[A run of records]
* BEGIN *

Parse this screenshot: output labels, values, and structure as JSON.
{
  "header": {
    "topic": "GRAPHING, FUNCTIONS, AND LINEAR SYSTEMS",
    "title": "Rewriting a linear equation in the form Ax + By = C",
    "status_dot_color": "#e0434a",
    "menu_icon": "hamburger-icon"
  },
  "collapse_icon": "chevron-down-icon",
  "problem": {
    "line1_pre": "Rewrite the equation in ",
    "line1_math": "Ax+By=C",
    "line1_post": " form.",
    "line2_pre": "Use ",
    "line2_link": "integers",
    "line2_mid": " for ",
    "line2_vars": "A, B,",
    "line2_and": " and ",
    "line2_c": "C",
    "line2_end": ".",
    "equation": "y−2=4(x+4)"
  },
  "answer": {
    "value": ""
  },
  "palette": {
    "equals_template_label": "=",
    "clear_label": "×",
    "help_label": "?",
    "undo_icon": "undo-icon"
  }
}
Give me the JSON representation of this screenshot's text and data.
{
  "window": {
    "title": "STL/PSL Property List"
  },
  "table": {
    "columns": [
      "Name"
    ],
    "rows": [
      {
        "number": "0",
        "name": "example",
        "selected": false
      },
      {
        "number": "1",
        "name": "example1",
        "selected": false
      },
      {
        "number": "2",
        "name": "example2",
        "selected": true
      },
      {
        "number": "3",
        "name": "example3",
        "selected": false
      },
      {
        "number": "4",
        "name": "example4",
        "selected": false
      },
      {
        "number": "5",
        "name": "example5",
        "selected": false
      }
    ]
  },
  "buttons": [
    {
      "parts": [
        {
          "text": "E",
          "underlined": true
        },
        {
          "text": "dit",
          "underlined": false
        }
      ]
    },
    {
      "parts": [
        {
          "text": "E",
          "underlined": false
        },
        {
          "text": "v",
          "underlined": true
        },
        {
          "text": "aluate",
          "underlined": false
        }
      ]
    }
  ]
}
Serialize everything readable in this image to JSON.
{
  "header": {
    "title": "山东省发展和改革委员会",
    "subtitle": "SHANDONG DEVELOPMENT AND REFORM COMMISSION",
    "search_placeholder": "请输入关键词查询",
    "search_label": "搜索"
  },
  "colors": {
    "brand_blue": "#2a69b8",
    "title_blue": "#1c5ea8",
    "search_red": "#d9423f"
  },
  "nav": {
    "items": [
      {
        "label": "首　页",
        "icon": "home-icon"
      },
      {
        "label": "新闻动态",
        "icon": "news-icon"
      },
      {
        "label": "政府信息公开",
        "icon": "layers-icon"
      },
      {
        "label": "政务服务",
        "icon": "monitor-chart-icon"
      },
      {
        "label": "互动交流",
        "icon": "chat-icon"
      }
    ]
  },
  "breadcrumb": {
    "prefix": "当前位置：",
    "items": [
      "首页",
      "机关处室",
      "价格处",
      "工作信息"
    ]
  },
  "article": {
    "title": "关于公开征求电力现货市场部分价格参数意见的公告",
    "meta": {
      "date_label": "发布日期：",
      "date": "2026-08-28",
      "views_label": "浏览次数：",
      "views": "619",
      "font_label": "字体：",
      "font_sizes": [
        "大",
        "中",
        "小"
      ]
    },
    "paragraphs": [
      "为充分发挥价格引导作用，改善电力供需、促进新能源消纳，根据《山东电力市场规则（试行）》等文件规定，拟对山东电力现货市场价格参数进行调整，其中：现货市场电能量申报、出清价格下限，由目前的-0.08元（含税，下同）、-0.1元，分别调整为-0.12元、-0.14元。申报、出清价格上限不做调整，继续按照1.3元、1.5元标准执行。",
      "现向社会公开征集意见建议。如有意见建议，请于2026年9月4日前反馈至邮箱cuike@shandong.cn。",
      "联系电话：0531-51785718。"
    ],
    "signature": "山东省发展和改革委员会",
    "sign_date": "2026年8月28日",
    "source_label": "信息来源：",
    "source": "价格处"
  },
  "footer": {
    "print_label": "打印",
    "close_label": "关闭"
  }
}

* END *

> [Challenge]
State how many lines of the material contain the string "山东省发展和改革委员会", with no other words.

> [Solution for this problem]
2